### Exercise instructions:
Keep only the lines of the listing that include the word "Output", and copy them.

## BEGIN Data excerpts

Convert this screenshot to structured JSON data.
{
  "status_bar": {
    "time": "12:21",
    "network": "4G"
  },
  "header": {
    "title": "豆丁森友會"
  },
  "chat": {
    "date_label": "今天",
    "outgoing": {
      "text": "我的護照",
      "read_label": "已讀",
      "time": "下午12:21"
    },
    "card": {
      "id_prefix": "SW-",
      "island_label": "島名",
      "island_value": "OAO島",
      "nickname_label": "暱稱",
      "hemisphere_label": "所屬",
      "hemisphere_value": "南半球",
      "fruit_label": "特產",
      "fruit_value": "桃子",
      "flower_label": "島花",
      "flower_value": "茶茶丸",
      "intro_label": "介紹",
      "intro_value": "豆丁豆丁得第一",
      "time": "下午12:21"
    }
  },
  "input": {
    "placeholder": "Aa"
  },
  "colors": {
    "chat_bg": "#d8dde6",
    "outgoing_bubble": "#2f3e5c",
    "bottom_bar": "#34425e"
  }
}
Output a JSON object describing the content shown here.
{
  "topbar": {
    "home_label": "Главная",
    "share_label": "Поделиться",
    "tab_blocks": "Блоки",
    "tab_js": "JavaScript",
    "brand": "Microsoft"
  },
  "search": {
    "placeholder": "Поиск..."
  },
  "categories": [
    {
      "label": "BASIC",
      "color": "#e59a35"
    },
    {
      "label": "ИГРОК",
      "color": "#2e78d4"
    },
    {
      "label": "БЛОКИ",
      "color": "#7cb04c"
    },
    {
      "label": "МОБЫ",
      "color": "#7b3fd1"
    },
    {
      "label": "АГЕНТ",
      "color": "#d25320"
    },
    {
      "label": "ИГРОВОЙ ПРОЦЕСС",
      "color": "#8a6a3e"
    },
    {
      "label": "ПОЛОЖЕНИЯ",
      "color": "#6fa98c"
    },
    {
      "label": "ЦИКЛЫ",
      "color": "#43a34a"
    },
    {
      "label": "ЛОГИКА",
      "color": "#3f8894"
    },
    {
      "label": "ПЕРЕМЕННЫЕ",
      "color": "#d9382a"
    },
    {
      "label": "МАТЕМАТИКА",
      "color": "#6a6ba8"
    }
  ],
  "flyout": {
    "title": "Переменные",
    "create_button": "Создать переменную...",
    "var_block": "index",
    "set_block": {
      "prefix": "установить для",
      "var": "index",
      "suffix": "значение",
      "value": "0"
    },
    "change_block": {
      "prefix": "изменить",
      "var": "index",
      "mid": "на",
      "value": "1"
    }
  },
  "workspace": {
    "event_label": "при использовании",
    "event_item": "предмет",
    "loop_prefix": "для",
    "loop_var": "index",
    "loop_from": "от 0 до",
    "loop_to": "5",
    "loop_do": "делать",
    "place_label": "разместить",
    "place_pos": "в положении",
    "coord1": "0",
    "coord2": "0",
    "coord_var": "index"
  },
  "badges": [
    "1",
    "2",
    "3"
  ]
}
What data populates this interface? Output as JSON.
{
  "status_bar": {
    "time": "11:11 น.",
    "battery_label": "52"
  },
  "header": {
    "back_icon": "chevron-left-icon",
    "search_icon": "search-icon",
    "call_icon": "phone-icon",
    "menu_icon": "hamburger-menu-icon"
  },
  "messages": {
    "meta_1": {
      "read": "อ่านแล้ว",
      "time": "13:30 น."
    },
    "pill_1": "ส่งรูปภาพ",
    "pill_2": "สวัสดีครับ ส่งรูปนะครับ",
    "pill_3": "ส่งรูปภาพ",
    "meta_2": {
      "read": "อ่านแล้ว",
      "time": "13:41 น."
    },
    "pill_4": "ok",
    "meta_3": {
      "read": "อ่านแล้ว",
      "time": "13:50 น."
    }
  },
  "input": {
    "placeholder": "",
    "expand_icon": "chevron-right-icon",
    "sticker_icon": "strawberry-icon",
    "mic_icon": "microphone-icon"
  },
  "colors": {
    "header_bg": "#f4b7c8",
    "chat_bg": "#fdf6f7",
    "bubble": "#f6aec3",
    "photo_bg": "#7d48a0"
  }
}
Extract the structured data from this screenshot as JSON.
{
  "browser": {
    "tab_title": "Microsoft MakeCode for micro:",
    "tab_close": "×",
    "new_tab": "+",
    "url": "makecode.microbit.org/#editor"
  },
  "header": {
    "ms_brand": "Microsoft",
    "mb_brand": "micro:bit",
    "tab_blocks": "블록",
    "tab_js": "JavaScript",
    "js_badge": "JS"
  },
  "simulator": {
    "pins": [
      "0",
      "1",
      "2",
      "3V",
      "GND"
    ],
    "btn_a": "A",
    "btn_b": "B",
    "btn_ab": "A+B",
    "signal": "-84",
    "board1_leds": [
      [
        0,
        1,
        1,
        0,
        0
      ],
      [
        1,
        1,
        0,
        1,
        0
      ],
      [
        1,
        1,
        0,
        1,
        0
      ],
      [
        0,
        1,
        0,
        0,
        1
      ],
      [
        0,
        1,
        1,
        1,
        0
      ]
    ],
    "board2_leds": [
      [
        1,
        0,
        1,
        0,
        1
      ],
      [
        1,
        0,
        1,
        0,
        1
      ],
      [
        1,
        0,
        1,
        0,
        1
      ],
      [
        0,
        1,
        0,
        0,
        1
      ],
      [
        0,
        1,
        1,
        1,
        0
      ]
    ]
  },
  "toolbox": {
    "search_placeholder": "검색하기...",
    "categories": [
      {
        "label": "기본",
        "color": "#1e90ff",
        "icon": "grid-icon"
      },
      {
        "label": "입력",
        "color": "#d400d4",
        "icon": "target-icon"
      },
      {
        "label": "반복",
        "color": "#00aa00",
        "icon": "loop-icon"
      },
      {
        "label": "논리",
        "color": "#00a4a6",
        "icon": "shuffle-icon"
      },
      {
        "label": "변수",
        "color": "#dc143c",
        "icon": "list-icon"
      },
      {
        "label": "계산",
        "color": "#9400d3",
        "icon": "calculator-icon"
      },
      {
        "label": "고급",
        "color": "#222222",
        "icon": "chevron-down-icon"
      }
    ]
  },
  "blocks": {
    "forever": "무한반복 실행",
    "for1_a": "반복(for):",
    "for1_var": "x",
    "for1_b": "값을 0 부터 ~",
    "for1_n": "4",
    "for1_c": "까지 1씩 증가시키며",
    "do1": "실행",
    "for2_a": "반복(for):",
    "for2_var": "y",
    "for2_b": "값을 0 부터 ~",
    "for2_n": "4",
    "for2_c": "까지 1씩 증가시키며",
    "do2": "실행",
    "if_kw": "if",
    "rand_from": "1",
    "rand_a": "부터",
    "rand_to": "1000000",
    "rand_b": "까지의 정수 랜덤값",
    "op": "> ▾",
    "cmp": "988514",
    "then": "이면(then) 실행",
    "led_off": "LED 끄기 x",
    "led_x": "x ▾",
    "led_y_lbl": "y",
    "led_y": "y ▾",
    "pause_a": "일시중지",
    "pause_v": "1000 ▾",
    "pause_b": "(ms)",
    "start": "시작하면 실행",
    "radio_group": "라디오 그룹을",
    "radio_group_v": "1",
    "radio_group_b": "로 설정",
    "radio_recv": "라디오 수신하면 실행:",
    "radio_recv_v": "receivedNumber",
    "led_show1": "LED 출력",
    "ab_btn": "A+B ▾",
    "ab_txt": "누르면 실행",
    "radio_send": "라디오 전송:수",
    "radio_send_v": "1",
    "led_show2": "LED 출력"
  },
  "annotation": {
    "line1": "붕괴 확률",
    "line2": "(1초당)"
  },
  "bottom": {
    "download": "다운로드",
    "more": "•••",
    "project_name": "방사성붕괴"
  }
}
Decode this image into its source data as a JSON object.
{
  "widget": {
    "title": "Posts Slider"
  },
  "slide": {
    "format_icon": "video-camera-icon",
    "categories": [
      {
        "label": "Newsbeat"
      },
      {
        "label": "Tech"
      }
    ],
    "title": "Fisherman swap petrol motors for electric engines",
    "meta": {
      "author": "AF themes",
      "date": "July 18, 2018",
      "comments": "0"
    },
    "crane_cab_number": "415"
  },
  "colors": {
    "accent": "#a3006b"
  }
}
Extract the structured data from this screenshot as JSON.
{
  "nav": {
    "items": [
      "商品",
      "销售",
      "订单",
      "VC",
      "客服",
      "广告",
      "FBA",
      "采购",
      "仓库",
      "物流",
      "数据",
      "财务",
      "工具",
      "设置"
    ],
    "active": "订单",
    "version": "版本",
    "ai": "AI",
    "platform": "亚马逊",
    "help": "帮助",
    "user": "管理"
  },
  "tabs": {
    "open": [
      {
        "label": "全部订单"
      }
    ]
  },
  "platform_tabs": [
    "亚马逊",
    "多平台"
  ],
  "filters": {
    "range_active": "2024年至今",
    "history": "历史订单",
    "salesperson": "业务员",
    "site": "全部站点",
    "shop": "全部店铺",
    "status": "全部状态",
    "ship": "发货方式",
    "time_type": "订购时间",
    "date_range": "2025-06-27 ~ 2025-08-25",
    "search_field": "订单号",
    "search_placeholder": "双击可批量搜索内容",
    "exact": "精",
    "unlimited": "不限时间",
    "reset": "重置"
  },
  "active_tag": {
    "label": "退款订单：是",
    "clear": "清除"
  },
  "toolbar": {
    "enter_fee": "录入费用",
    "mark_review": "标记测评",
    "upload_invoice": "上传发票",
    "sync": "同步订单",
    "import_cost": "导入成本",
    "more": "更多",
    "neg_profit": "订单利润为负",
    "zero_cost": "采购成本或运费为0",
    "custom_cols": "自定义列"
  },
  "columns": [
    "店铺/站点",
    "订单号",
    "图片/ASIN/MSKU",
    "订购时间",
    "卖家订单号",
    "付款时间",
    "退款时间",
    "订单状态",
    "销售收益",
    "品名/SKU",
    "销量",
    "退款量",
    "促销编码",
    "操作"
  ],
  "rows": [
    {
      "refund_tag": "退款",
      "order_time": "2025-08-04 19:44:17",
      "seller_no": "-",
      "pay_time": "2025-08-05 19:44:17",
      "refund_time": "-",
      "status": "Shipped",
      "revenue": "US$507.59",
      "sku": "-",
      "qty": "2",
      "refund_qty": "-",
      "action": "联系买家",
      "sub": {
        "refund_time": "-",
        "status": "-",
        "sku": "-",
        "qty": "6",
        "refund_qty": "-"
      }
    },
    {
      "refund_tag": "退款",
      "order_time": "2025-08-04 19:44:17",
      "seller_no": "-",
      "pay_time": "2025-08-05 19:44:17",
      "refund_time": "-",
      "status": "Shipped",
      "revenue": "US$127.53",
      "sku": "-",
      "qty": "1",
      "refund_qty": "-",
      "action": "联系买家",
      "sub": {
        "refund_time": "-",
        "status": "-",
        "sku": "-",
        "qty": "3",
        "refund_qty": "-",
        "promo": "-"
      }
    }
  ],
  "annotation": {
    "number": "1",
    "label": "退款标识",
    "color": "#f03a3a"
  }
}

## END Data excerpts

### Expected answer:
Output a JSON object describing the content shown here.
What data populates this interface? Output as JSON.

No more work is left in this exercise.